Work to complete: Within the records that follow, find every line containing the string "xampp". Copy those lines.
· · ·
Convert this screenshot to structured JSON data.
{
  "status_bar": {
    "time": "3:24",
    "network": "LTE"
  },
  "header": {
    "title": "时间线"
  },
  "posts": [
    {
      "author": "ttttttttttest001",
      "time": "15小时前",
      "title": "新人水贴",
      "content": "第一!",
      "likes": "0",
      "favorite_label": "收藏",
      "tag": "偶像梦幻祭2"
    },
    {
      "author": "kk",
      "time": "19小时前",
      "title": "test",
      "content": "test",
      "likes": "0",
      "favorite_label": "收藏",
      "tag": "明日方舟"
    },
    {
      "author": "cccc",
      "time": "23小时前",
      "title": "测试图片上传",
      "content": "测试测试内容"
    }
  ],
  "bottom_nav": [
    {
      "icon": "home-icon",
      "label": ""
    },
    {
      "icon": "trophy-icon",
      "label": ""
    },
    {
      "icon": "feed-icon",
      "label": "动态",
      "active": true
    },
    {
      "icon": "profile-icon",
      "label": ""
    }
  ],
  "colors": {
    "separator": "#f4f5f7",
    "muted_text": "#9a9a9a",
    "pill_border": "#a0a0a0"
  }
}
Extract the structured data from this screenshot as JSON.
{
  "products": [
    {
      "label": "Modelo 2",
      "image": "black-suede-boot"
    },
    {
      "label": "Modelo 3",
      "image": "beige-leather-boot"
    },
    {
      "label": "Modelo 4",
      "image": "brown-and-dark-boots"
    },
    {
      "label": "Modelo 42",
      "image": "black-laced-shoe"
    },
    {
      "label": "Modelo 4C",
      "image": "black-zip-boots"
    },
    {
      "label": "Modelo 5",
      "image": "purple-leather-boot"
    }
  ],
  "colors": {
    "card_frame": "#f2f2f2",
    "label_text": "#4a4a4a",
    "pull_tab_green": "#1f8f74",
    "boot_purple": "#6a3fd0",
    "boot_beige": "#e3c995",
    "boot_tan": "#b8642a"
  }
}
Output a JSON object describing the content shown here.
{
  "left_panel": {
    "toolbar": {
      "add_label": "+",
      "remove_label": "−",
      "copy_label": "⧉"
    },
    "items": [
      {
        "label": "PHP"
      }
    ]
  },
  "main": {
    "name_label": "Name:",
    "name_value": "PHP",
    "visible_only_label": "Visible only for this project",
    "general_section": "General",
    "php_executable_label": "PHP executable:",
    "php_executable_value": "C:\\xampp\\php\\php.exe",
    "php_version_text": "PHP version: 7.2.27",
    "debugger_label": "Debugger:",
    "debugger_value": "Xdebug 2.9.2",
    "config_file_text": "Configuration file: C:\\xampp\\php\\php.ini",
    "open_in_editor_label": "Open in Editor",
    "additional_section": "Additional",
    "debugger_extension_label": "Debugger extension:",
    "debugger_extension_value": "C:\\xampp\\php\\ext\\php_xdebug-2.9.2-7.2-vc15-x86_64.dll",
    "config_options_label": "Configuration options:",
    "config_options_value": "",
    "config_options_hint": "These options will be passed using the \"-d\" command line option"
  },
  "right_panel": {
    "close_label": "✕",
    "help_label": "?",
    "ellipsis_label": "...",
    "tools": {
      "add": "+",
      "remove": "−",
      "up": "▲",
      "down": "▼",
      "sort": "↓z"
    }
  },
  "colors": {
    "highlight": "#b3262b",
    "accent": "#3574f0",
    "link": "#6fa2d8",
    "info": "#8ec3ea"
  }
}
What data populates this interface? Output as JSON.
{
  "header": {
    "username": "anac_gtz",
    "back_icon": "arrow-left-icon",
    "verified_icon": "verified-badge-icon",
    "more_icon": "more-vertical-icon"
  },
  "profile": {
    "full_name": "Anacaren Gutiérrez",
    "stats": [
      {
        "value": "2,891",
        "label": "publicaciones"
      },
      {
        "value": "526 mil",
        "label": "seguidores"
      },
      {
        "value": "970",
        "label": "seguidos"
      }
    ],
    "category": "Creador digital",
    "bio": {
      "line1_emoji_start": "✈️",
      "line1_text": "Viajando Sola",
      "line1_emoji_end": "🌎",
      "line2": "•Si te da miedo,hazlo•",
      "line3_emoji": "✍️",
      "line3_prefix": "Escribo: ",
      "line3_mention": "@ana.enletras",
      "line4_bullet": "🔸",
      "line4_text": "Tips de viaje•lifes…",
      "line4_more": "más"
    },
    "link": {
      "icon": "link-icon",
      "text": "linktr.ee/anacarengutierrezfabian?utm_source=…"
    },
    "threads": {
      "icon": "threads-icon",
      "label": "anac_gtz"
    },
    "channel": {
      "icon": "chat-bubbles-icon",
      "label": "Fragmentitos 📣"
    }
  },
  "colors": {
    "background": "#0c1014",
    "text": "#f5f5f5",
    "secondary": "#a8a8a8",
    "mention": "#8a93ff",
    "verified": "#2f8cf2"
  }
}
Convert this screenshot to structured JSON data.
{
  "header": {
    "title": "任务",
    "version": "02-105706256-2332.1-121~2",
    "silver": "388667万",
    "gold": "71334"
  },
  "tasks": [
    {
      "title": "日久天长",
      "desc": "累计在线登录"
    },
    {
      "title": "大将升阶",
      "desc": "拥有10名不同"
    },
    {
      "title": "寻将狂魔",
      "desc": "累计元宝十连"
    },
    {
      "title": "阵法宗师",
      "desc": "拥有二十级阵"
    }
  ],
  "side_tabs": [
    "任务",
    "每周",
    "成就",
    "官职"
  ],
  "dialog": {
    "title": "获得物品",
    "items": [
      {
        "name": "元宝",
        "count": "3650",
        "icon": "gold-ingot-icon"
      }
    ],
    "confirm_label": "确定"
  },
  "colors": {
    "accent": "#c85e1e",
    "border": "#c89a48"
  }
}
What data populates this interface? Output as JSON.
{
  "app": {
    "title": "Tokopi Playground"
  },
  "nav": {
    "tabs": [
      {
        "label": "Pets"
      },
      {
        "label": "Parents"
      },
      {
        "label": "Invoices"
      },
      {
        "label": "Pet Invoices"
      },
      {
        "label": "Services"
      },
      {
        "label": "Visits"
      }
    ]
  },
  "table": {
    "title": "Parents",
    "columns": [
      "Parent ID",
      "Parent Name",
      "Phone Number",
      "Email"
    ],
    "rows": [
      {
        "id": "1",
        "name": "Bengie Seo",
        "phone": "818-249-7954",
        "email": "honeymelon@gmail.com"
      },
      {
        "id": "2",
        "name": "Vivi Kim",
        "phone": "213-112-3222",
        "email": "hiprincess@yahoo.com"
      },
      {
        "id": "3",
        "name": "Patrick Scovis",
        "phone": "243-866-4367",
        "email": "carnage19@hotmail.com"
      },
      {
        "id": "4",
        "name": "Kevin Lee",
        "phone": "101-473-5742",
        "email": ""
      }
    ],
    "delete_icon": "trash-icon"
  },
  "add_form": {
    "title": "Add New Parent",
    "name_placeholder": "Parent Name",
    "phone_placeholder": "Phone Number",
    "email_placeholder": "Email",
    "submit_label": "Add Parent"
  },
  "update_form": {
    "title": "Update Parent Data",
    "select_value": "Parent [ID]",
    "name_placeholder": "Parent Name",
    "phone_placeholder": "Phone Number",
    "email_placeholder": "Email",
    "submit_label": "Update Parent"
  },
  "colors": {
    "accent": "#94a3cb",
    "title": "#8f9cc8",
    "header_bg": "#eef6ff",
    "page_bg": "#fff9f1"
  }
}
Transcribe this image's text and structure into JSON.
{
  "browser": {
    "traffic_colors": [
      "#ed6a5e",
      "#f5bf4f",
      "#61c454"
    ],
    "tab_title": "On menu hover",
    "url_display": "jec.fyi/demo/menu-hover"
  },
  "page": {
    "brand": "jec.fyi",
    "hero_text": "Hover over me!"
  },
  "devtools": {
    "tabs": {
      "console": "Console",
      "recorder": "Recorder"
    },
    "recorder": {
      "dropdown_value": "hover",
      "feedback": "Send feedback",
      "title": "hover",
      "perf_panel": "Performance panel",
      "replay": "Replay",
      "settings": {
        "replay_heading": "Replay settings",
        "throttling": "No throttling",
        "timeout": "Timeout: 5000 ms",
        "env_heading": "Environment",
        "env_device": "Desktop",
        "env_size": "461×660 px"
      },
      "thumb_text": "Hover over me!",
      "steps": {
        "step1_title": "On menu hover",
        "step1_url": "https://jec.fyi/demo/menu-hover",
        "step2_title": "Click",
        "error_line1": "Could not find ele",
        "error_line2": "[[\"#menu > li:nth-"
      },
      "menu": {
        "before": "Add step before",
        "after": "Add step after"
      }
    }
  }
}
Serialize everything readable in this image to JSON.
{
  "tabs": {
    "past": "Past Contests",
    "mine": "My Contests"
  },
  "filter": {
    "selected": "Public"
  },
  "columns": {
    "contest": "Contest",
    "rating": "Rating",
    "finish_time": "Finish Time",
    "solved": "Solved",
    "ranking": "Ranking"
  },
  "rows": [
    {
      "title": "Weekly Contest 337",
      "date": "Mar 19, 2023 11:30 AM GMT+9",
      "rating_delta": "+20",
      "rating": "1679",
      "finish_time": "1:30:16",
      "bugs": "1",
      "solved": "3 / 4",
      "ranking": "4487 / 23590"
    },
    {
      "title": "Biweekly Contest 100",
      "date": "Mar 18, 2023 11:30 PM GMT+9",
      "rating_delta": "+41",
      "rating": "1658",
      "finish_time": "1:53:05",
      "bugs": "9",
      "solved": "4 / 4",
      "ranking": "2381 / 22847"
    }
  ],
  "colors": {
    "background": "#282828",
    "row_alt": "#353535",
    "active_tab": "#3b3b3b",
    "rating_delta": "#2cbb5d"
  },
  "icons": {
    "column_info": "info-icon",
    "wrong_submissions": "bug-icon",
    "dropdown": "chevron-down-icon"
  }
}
· · ·
Result of the exercise:
    "php_executable_value": "C:\\xampp\\php\\php.exe",
    "config_file_text": "Configuration file: C:\\xampp\\php\\php.ini",
    "debugger_extension_value": "C:\\xampp\\php\\ext\\php_xdebug-2.9.2-7.2-vc15-x86_64.dll",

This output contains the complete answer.